Data excerpts

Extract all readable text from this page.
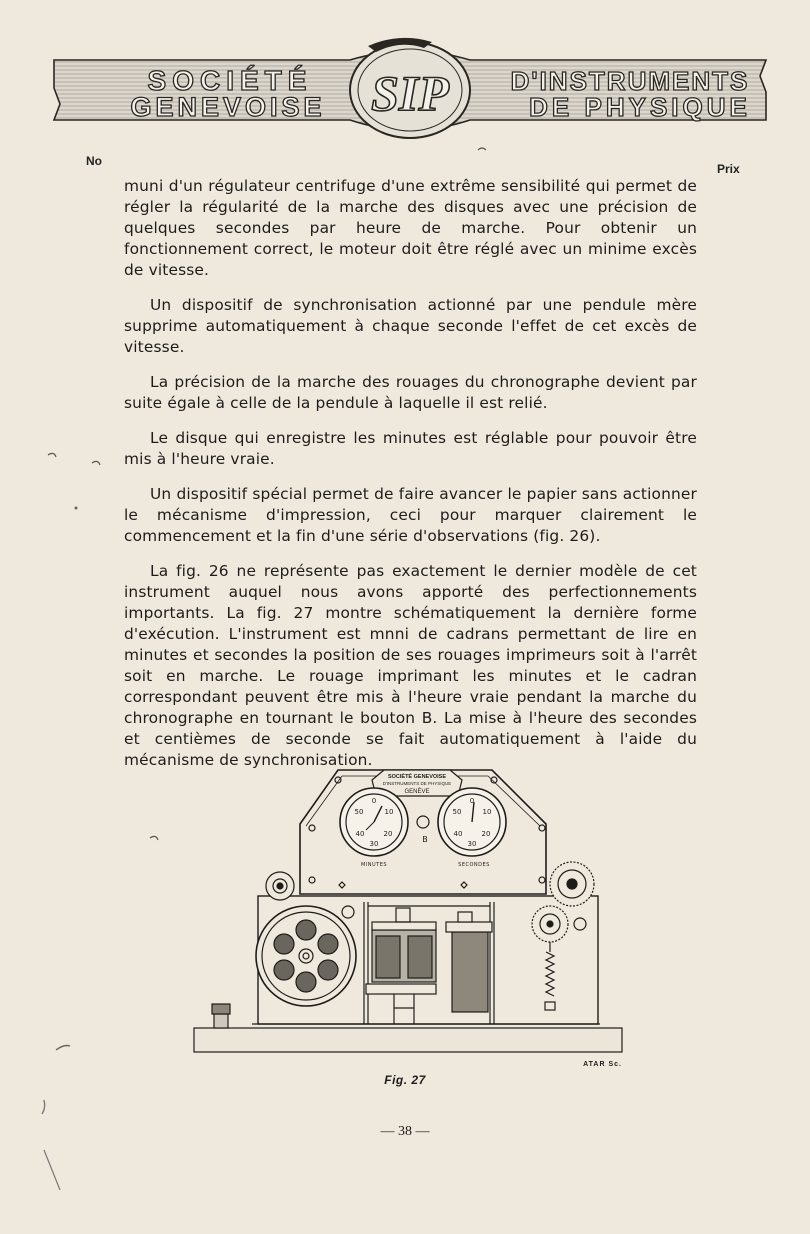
SIP
SOCIÉTÉ
GENEVOISE
D'INSTRUMENTS
DE PHYSIQUE
No
Prix

muni d'un régulateur centrifuge d'une extrême sensibilité qui permet de régler la régularité de la marche des disques avec une précision de quelques secondes par heure de marche. Pour obtenir un fonctionnement correct, le moteur doit être réglé avec un minime excès de vitesse.

Un dispositif de synchronisation actionné par une pendule mère supprime automatiquement à chaque seconde l'effet de cet excès de vitesse.

La précision de la marche des rouages du chronographe devient par suite égale à celle de la pendule à laquelle il est relié.

Le disque qui enregistre les minutes est réglable pour pouvoir être mis à l'heure vraie.

Un dispositif spécial permet de faire avancer le papier sans actionner le mécanisme d'impression, ceci pour marquer clairement le commencement et la fin d'une série d'observations (fig. 26).

La fig. 26 ne représente pas exactement le dernier modèle de cet instrument auquel nous avons apporté des perfectionnements importants. La fig. 27 montre schématiquement la dernière forme d'exécution. L'instrument est mnni de cadrans permettant de lire en minutes et secondes la position de ses rouages imprimeurs soit à l'arrêt soit en marche. Le rouage imprimant les minutes et le cadran correspondant peuvent être mis à l'heure vraie pendant la marche du chronographe en tournant le bouton B. La mise à l'heure des secondes et centièmes de seconde se fait automatiquement à l'aide du mécanisme de synchronisation.

SOCIÉTÉ GENEVOISE
D'INSTRUMENTS DE PHYSIQUE
GENÈVE
0
10
20
30
40
50
0
10
20
30
40
50
B
MINUTES	SECONDES
ATAR Sc.
Fig. 27
— 38 —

▶ Description of the task
Say the number of lines in the records above that include the string "PHYSIQUE", and no more.

▶ Correct response
2